# Extrait à lire:
..............................
Le doute sur la culpabilité a prévalu
Un père accusé d'abus sexuels par sa fille acquitté

Le Tribunal de Hinwil (ZH) a acquitté un père de 65 ans accusé par sa fille d'abus sexuels entre ses 6 et 15 ans. Les juges n'ont pas été convaincus par des déclarations jugées inconstantes, malgré des expertises favorables à la plaignante.
Malgré l'avis de plusieurs experts qui considéraient ses accusations comme crédibles, les juges n'ont pas été convaincus.
Photo: Shutterstock

La justice zurichoise a acquitté un homme de 65 ans, accusé par sa fille d'avoir abusé d'elle sexuellement jusqu'à l'âge de 15 ans. Les déclarations de cette dernière étaient «stéréotypées» et inconstantes, ont estimé les juges, leur laissant ainsi un sentiment de doute.

Lors du procès qui s'est tenu à la mi-janvier au Tribunal de district de Hinwil (ZH), le Ministère public avait requis une peine de 15 ans de prison contre le prévenu. La défense avait exigé son acquittement, les accusations de sa fille aujourd'hui majeure n'étant «pas crédibles, parfois incompréhensibles et éloignées de la réalité», selon elle. L'avocate de la plaignante a déclaré qu'elle songeait à faire appel du jugement.
..............................
# À faire:
1. D'après l'article sur le père acquitté, quelle peine le Ministère public avait-il demandée contre le prévenu ?
2. Recopiez l'article sur le père acquitté depuis « Malgré l'avis de » jusqu'à « sentiment de doute. » inclus.

# Données affichées:
..............................
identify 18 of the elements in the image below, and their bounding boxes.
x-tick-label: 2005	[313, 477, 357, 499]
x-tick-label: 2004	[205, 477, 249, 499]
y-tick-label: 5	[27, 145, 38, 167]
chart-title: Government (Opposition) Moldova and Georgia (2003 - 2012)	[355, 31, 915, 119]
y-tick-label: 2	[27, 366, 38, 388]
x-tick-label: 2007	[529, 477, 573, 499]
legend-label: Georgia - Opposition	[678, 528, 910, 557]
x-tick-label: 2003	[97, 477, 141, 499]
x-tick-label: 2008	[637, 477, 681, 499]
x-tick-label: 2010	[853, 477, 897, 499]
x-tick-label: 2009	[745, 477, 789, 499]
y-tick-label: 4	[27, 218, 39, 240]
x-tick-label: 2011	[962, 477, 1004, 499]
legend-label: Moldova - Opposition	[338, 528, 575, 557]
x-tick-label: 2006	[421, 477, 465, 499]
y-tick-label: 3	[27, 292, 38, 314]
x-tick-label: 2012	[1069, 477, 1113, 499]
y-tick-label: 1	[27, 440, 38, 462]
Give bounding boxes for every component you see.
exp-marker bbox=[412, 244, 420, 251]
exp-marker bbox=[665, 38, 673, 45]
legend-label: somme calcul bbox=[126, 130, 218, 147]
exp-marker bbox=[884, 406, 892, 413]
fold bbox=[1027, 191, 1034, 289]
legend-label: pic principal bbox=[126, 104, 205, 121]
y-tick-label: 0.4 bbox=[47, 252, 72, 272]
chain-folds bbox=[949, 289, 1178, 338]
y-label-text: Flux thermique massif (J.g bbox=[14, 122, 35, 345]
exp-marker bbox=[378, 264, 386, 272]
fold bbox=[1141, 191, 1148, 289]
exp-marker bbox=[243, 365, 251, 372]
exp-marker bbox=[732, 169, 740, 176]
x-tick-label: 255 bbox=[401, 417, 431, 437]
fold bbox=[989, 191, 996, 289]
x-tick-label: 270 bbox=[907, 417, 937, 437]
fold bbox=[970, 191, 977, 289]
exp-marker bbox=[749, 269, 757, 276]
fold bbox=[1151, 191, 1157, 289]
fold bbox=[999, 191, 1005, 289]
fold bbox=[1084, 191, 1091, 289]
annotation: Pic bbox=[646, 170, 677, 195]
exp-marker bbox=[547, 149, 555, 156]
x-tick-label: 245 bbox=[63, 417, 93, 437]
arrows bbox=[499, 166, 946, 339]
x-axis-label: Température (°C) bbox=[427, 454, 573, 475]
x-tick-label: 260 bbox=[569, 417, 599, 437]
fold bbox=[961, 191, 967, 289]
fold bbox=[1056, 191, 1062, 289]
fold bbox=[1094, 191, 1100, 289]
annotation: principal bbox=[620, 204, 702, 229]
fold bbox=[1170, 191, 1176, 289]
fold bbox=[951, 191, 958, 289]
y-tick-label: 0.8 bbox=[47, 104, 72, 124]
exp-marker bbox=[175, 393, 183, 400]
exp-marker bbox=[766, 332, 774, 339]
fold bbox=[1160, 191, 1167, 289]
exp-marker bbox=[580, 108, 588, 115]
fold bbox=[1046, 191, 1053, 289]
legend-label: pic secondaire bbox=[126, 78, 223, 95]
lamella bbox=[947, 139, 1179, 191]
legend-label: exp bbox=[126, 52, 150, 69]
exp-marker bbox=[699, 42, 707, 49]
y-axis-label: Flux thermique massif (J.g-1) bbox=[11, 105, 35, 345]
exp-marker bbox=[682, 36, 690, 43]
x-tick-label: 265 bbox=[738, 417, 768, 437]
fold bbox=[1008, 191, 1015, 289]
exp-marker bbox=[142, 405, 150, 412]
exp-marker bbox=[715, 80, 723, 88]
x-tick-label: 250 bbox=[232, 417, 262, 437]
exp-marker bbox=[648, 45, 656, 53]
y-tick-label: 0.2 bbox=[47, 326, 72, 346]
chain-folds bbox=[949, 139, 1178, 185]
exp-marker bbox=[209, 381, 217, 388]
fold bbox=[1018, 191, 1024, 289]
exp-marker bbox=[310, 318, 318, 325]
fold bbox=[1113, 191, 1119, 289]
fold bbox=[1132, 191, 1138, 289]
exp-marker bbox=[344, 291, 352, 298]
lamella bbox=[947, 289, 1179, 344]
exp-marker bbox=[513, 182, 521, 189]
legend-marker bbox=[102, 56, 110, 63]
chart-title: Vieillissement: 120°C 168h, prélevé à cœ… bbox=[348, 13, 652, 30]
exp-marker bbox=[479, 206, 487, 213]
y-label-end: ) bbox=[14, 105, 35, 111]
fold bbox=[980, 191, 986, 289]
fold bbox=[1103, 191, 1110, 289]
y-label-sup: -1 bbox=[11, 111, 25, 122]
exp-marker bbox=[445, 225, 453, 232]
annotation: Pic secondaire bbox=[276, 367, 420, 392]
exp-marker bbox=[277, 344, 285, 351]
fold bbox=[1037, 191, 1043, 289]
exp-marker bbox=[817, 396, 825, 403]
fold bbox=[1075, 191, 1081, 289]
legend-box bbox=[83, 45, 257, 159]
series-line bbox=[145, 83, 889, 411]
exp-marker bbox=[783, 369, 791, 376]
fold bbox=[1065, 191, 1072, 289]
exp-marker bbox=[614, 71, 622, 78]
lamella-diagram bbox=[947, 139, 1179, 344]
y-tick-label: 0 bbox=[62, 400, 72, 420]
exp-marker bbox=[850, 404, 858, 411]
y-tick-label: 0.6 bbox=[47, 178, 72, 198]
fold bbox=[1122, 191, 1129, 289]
..............................
# Réponses:
1. Une peine de 15 ans de prison.

2.
Malgré l'avis de plusieurs experts qui considéraient ses accusations comme crédibles, les juges n'ont pas été convaincus.
Photo: Shutterstock

La justice zurichoise a acquitté un homme de 65 ans, accusé par sa fille d'avoir abusé d'elle sexuellement jusqu'à l'âge de 15 ans. Les déclarations de cette dernière étaient «stéréotypées» et inconstantes, ont estimé les juges, leur laissant ainsi un sentiment de doute.